**Records that describe figures:**
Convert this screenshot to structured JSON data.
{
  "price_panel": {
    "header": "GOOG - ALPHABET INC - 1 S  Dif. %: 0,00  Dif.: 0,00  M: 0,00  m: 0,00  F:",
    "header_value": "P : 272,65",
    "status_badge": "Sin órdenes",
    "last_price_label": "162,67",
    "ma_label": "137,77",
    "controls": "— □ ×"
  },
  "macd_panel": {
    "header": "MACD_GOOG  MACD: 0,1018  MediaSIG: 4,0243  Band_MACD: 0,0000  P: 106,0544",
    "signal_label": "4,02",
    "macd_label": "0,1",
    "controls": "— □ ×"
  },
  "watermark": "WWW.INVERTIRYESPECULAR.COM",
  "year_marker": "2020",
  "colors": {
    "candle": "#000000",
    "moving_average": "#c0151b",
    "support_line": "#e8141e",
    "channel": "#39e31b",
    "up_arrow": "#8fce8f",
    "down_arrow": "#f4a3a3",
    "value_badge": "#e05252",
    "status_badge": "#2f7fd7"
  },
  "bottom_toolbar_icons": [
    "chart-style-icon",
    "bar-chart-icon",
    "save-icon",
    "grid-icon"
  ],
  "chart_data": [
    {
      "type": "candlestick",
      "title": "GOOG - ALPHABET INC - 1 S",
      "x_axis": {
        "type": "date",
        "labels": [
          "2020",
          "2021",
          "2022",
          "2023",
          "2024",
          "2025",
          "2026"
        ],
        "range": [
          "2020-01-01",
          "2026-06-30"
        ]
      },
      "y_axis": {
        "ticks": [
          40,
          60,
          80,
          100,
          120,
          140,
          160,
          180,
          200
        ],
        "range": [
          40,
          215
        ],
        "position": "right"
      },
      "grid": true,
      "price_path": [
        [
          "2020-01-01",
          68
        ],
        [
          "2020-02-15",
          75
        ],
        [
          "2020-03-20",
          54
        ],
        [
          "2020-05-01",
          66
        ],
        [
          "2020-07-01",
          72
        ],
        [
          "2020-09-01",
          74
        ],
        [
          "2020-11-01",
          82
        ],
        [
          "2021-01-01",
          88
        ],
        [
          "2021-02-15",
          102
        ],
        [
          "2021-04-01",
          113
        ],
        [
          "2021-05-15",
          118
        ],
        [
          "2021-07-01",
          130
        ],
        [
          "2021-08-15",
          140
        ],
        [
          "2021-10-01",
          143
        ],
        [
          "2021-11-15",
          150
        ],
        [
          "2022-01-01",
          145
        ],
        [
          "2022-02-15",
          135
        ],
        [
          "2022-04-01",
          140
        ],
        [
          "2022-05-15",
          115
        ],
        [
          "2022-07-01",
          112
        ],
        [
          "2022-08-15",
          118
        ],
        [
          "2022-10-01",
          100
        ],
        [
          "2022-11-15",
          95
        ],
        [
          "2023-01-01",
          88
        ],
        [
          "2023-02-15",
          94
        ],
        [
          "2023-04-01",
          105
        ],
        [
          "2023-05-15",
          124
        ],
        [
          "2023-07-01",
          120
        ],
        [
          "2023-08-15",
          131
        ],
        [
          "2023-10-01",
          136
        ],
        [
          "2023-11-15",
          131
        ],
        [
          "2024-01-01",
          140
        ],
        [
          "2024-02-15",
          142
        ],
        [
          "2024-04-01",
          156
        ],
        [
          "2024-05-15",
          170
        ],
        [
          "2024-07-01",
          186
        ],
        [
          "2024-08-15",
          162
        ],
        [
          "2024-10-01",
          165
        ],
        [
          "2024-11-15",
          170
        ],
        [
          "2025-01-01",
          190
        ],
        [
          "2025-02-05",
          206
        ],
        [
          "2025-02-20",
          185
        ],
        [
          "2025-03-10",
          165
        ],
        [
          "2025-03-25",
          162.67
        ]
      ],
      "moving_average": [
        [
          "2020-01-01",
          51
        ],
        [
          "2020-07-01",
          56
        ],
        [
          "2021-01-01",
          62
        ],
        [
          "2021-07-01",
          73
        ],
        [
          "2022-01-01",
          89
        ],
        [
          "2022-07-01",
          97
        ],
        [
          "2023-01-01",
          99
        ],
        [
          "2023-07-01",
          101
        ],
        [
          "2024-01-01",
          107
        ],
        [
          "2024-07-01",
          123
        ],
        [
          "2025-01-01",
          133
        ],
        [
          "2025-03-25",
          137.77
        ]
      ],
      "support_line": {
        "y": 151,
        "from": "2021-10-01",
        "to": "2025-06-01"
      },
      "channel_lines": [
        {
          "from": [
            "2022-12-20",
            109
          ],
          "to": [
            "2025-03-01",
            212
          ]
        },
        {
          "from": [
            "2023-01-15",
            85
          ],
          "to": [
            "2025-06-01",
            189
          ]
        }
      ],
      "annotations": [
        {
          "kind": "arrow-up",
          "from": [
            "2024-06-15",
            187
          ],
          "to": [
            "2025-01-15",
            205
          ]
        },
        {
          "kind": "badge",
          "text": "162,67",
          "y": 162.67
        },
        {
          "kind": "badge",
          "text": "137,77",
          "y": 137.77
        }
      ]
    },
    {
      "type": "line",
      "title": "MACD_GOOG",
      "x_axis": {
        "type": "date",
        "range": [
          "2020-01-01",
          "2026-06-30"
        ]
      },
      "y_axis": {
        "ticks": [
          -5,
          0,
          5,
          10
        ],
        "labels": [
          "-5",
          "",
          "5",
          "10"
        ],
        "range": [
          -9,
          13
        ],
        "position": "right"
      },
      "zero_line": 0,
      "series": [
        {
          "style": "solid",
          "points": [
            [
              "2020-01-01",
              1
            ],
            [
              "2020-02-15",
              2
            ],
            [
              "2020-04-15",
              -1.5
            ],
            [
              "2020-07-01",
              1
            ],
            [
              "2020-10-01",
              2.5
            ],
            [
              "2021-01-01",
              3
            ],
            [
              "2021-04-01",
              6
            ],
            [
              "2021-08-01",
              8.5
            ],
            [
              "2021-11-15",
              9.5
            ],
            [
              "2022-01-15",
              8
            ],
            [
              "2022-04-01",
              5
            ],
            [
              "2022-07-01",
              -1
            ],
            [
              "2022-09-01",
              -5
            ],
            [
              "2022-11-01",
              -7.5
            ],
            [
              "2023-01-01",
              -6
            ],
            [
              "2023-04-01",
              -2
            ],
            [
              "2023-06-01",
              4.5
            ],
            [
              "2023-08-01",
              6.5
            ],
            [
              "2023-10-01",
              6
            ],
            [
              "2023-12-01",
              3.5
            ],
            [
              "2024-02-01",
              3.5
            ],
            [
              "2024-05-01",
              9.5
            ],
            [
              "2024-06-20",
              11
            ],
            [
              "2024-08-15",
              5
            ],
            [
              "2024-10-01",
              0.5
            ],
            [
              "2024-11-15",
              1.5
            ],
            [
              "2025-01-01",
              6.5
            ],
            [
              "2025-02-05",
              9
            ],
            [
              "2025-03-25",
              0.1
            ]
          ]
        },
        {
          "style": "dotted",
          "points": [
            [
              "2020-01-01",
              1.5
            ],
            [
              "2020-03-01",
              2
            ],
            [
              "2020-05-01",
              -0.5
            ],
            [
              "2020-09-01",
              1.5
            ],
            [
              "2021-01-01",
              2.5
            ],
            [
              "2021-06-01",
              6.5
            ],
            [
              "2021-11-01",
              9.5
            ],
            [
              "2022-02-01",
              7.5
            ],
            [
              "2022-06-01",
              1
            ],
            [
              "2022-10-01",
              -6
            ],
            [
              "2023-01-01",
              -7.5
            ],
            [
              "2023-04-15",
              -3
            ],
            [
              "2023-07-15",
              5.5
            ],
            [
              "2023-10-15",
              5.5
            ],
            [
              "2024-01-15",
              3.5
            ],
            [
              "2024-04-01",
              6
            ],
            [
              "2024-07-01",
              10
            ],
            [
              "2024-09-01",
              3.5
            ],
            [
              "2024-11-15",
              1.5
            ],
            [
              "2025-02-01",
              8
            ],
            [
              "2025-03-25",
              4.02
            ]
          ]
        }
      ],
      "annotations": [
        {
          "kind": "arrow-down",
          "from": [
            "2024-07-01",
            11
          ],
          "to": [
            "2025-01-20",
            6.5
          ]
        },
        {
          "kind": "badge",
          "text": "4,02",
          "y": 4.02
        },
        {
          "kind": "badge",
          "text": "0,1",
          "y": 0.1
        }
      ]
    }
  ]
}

**WHAT TO DO:**
How many lines of the listing above include the word "title"? Reply with the number alone.

**FINAL RESULT:**
2